▶ [Aim]:
Leave out the pictures and repeat everything else in the records exactly.

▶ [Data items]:
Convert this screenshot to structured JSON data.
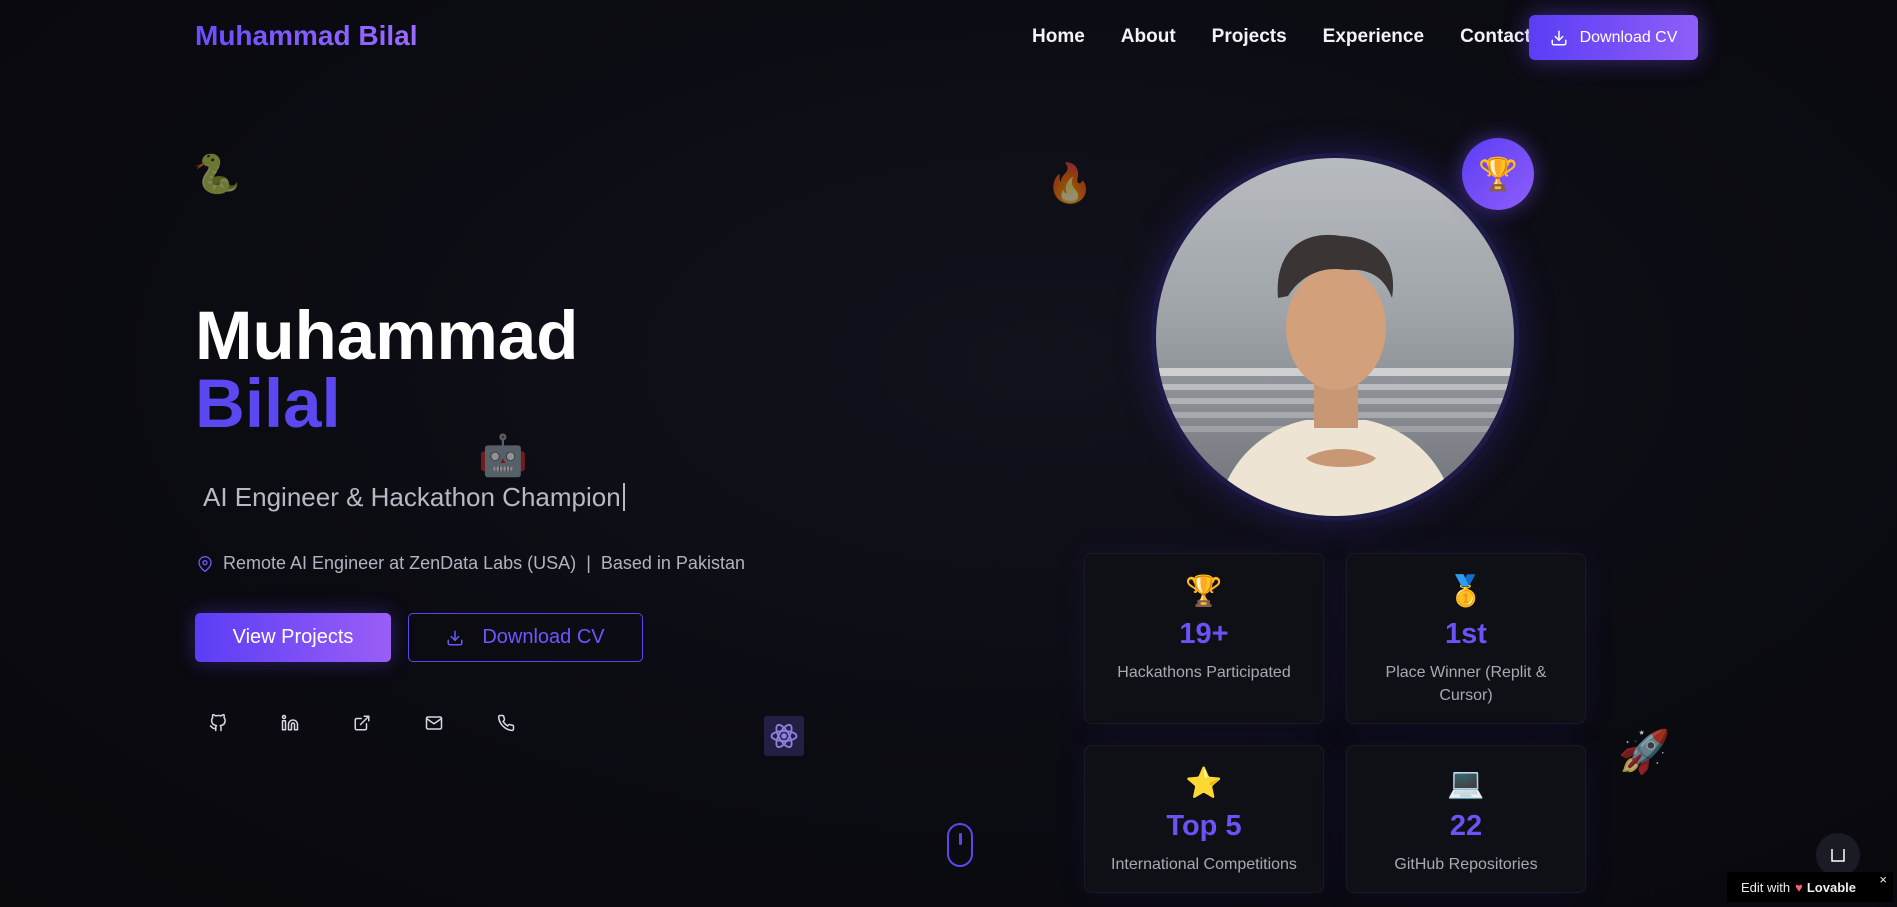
{
  "header": {
    "brand": "Muhammad Bilal",
    "nav": [
      "Home",
      "About",
      "Projects",
      "Experience",
      "Contact"
    ],
    "download_cv": "Download CV"
  },
  "hero": {
    "first_name": "Muhammad",
    "last_name": "Bilal",
    "subtitle": "AI Engineer & Hackathon Champion",
    "location_role": "Remote AI Engineer at ZenData Labs (USA)",
    "location_separator": "|",
    "location_place": "Based in Pakistan",
    "primary_button": "View Projects",
    "secondary_button": "Download CV",
    "socials": [
      "github-icon",
      "linkedin-icon",
      "external-link-icon",
      "mail-icon",
      "phone-icon"
    ]
  },
  "stats": [
    {
      "icon": "🏆",
      "value": "19+",
      "label": "Hackathons Participated"
    },
    {
      "icon": "🥇",
      "value": "1st",
      "label": "Place Winner (Replit & Cursor)"
    },
    {
      "icon": "⭐",
      "value": "Top 5",
      "label": "International Competitions"
    },
    {
      "icon": "💻",
      "value": "22",
      "label": "GitHub Repositories"
    }
  ],
  "badge": {
    "trophy_emoji": "🏆"
  },
  "lovable": {
    "prefix": "Edit with",
    "brand": "Lovable",
    "close": "×"
  },
  "colors": {
    "accent": "#5b3df5",
    "accent2": "#9a5ef6",
    "background": "#0b0b12"
  }
}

▶ [Correct answer]:
Convert this screenshot to structured JSON data.
{
  "header": {
    "brand": "Muhammad Bilal",
    "nav": [
      "Home",
      "About",
      "Projects",
      "Experience",
      "Contact"
    ],
    "download_cv": "Download CV"
  },
  "hero": {
    "first_name": "Muhammad",
    "last_name": "Bilal",
    "subtitle": "AI Engineer & Hackathon Champion",
    "location_role": "Remote AI Engineer at ZenData Labs (USA)",
    "location_separator": "|",
    "location_place": "Based in Pakistan",
    "primary_button": "View Projects",
    "secondary_button": "Download CV",
    "socials": [
      "github-icon",
      "linkedin-icon",
      "external-link-icon",
      "mail-icon",
      "phone-icon"
    ]
  },
  "stats": [
    {
      "icon": "🏆",
      "value": "19+",
      "label": "Hackathons Participated"
    },
    {
      "icon": "🥇",
      "value": "1st",
      "label": "Place Winner (Replit & Cursor)"
    },
    {
      "icon": "⭐",
      "value": "Top 5",
      "label": "International Competitions"
    },
    {
      "icon": "💻",
      "value": "22",
      "label": "GitHub Repositories"
    }
  ],
  "badge": {
    "trophy_emoji": "🏆"
  },
  "lovable": {
    "prefix": "Edit with",
    "brand": "Lovable",
    "close": "×"
  },
  "colors": {
    "accent": "#5b3df5",
    "accent2": "#9a5ef6",
    "background": "#0b0b12"
  }
}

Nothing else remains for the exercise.